Stored dataset items:
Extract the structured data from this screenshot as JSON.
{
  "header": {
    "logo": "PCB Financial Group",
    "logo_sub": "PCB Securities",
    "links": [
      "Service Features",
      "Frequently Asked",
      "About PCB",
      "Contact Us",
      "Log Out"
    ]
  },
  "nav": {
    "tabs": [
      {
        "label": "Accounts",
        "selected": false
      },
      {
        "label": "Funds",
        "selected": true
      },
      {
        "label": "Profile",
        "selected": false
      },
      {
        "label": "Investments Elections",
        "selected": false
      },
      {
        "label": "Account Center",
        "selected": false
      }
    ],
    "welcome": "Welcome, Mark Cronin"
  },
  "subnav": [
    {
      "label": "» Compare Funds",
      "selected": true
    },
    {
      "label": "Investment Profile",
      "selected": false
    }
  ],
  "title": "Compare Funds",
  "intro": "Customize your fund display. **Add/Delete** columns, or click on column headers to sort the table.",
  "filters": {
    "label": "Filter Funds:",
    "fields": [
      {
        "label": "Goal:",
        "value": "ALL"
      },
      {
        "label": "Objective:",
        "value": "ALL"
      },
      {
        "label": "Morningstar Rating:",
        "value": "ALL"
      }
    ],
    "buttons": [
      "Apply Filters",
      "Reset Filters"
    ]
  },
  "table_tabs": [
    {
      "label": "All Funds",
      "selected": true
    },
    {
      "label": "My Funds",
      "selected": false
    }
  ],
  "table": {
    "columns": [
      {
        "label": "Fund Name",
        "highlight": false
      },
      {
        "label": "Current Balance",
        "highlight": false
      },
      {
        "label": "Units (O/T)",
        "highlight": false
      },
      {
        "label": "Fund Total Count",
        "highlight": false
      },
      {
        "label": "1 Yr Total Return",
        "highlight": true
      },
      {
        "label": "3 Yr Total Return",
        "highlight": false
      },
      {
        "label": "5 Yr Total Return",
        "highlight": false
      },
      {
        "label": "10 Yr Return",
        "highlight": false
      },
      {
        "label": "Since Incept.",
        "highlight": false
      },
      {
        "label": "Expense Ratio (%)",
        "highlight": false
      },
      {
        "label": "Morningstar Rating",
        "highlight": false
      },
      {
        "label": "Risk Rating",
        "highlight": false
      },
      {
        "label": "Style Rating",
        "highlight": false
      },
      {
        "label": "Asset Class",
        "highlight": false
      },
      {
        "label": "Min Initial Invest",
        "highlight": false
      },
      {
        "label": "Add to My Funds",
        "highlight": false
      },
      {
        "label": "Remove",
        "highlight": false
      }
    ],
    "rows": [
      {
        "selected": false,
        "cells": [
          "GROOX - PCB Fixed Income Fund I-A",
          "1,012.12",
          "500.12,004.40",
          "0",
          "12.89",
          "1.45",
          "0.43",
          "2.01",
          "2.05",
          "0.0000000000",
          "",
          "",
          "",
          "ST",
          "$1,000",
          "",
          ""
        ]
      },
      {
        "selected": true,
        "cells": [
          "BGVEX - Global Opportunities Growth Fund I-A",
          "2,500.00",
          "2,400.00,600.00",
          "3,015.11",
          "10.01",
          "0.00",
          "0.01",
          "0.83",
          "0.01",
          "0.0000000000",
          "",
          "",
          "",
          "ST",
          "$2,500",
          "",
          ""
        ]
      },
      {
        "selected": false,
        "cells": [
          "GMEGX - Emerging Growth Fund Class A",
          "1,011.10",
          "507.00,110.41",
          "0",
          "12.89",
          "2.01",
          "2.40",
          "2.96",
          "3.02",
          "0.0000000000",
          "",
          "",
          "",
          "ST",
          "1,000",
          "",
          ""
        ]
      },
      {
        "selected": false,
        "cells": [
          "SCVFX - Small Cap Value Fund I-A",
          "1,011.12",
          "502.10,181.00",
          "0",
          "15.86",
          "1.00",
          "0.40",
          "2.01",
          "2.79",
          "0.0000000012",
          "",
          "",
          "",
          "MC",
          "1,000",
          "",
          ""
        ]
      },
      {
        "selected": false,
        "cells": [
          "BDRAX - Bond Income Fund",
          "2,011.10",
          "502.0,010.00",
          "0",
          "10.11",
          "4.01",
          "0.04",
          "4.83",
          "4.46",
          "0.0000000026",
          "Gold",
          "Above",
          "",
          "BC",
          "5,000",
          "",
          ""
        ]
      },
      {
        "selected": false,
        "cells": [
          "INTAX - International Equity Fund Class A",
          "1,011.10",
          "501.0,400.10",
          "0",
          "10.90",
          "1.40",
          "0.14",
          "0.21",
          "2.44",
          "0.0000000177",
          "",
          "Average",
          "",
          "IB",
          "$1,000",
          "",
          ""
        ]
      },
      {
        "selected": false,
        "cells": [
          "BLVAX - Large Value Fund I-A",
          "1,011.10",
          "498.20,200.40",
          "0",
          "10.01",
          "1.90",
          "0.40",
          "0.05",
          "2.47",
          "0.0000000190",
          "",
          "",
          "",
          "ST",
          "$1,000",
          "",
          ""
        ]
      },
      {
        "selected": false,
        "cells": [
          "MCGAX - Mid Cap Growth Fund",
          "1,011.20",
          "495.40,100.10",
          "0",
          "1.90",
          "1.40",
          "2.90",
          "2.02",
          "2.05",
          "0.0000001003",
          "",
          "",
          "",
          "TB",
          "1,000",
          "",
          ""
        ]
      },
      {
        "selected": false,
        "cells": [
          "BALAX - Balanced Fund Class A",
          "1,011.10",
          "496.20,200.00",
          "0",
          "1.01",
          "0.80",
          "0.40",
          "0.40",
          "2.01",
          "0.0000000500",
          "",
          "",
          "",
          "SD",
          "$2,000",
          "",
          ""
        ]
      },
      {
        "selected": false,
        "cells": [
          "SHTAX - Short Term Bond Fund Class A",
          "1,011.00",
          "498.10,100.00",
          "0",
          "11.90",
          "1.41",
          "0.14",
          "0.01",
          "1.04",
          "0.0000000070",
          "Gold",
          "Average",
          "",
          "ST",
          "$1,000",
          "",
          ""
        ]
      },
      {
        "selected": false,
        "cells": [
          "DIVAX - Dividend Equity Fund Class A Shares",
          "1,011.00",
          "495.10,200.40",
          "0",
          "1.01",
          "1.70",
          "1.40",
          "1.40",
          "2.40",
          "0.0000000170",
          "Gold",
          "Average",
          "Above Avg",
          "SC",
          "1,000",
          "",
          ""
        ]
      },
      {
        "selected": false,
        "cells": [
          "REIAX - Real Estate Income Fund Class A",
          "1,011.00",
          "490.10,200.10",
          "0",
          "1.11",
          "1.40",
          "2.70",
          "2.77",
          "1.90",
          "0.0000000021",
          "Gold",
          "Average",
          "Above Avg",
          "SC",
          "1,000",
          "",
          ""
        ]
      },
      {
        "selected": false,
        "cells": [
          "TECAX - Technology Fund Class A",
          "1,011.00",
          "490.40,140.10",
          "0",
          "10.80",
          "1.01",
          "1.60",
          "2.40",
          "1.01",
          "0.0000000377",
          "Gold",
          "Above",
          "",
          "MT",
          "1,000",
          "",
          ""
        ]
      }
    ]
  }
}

GIVEN EXERCISE
Each entry above is to be set down again in exactly the same words.

RESPONSE FOR THIS EXERCISE
Extract the structured data from this screenshot as JSON.
{
  "header": {
    "logo": "PCB Financial Group",
    "logo_sub": "PCB Securities",
    "links": [
      "Service Features",
      "Frequently Asked",
      "About PCB",
      "Contact Us",
      "Log Out"
    ]
  },
  "nav": {
    "tabs": [
      {
        "label": "Accounts",
        "selected": false
      },
      {
        "label": "Funds",
        "selected": true
      },
      {
        "label": "Profile",
        "selected": false
      },
      {
        "label": "Investments Elections",
        "selected": false
      },
      {
        "label": "Account Center",
        "selected": false
      }
    ],
    "welcome": "Welcome, Mark Cronin"
  },
  "subnav": [
    {
      "label": "» Compare Funds",
      "selected": true
    },
    {
      "label": "Investment Profile",
      "selected": false
    }
  ],
  "title": "Compare Funds",
  "intro": "Customize your fund display. **Add/Delete** columns, or click on column headers to sort the table.",
  "filters": {
    "label": "Filter Funds:",
    "fields": [
      {
        "label": "Goal:",
        "value": "ALL"
      },
      {
        "label": "Objective:",
        "value": "ALL"
      },
      {
        "label": "Morningstar Rating:",
        "value": "ALL"
      }
    ],
    "buttons": [
      "Apply Filters",
      "Reset Filters"
    ]
  },
  "table_tabs": [
    {
      "label": "All Funds",
      "selected": true
    },
    {
      "label": "My Funds",
      "selected": false
    }
  ],
  "table": {
    "columns": [
      {
        "label": "Fund Name",
        "highlight": false
      },
      {
        "label": "Current Balance",
        "highlight": false
      },
      {
        "label": "Units (O/T)",
        "highlight": false
      },
      {
        "label": "Fund Total Count",
        "highlight": false
      },
      {
        "label": "1 Yr Total Return",
        "highlight": true
      },
      {
        "label": "3 Yr Total Return",
        "highlight": false
      },
      {
        "label": "5 Yr Total Return",
        "highlight": false
      },
      {
        "label": "10 Yr Return",
        "highlight": false
      },
      {
        "label": "Since Incept.",
        "highlight": false
      },
      {
        "label": "Expense Ratio (%)",
        "highlight": false
      },
      {
        "label": "Morningstar Rating",
        "highlight": false
      },
      {
        "label": "Risk Rating",
        "highlight": false
      },
      {
        "label": "Style Rating",
        "highlight": false
      },
      {
        "label": "Asset Class",
        "highlight": false
      },
      {
        "label": "Min Initial Invest",
        "highlight": false
      },
      {
        "label": "Add to My Funds",
        "highlight": false
      },
      {
        "label": "Remove",
        "highlight": false
      }
    ],
    "rows": [
      {
        "selected": false,
        "cells": [
          "GROOX - PCB Fixed Income Fund I-A",
          "1,012.12",
          "500.12,004.40",
          "0",
          "12.89",
          "1.45",
          "0.43",
          "2.01",
          "2.05",
          "0.0000000000",
          "",
          "",
          "",
          "ST",
          "$1,000",
          "",
          ""
        ]
      },
      {
        "selected": true,
        "cells": [
          "BGVEX - Global Opportunities Growth Fund I-A",
          "2,500.00",
          "2,400.00,600.00",
          "3,015.11",
          "10.01",
          "0.00",
          "0.01",
          "0.83",
          "0.01",
          "0.0000000000",
          "",
          "",
          "",
          "ST",
          "$2,500",
          "",
          ""
        ]
      },
      {
        "selected": false,
        "cells": [
          "GMEGX - Emerging Growth Fund Class A",
          "1,011.10",
          "507.00,110.41",
          "0",
          "12.89",
          "2.01",
          "2.40",
          "2.96",
          "3.02",
          "0.0000000000",
          "",
          "",
          "",
          "ST",
          "1,000",
          "",
          ""
        ]
      },
      {
        "selected": false,
        "cells": [
          "SCVFX - Small Cap Value Fund I-A",
          "1,011.12",
          "502.10,181.00",
          "0",
          "15.86",
          "1.00",
          "0.40",
          "2.01",
          "2.79",
          "0.0000000012",
          "",
          "",
          "",
          "MC",
          "1,000",
          "",
          ""
        ]
      },
      {
        "selected": false,
        "cells": [
          "BDRAX - Bond Income Fund",
          "2,011.10",
          "502.0,010.00",
          "0",
          "10.11",
          "4.01",
          "0.04",
          "4.83",
          "4.46",
          "0.0000000026",
          "Gold",
          "Above",
          "",
          "BC",
          "5,000",
          "",
          ""
        ]
      },
      {
        "selected": false,
        "cells": [
          "INTAX - International Equity Fund Class A",
          "1,011.10",
          "501.0,400.10",
          "0",
          "10.90",
          "1.40",
          "0.14",
          "0.21",
          "2.44",
          "0.0000000177",
          "",
          "Average",
          "",
          "IB",
          "$1,000",
          "",
          ""
        ]
      },
      {
        "selected": false,
        "cells": [
          "BLVAX - Large Value Fund I-A",
          "1,011.10",
          "498.20,200.40",
          "0",
          "10.01",
          "1.90",
          "0.40",
          "0.05",
          "2.47",
          "0.0000000190",
          "",
          "",
          "",
          "ST",
          "$1,000",
          "",
          ""
        ]
      },
      {
        "selected": false,
        "cells": [
          "MCGAX - Mid Cap Growth Fund",
          "1,011.20",
          "495.40,100.10",
          "0",
          "1.90",
          "1.40",
          "2.90",
          "2.02",
          "2.05",
          "0.0000001003",
          "",
          "",
          "",
          "TB",
          "1,000",
          "",
          ""
        ]
      },
      {
        "selected": false,
        "cells": [
          "BALAX - Balanced Fund Class A",
          "1,011.10",
          "496.20,200.00",
          "0",
          "1.01",
          "0.80",
          "0.40",
          "0.40",
          "2.01",
          "0.0000000500",
          "",
          "",
          "",
          "SD",
          "$2,000",
          "",
          ""
        ]
      },
      {
        "selected": false,
        "cells": [
          "SHTAX - Short Term Bond Fund Class A",
          "1,011.00",
          "498.10,100.00",
          "0",
          "11.90",
          "1.41",
          "0.14",
          "0.01",
          "1.04",
          "0.0000000070",
          "Gold",
          "Average",
          "",
          "ST",
          "$1,000",
          "",
          ""
        ]
      },
      {
        "selected": false,
        "cells": [
          "DIVAX - Dividend Equity Fund Class A Shares",
          "1,011.00",
          "495.10,200.40",
          "0",
          "1.01",
          "1.70",
          "1.40",
          "1.40",
          "2.40",
          "0.0000000170",
          "Gold",
          "Average",
          "Above Avg",
          "SC",
          "1,000",
          "",
          ""
        ]
      },
      {
        "selected": false,
        "cells": [
          "REIAX - Real Estate Income Fund Class A",
          "1,011.00",
          "490.10,200.10",
          "0",
          "1.11",
          "1.40",
          "2.70",
          "2.77",
          "1.90",
          "0.0000000021",
          "Gold",
          "Average",
          "Above Avg",
          "SC",
          "1,000",
          "",
          ""
        ]
      },
      {
        "selected": false,
        "cells": [
          "TECAX - Technology Fund Class A",
          "1,011.00",
          "490.40,140.10",
          "0",
          "10.80",
          "1.01",
          "1.60",
          "2.40",
          "1.01",
          "0.0000000377",
          "Gold",
          "Above",
          "",
          "MT",
          "1,000",
          "",
          ""
        ]
      }
    ]
  }
}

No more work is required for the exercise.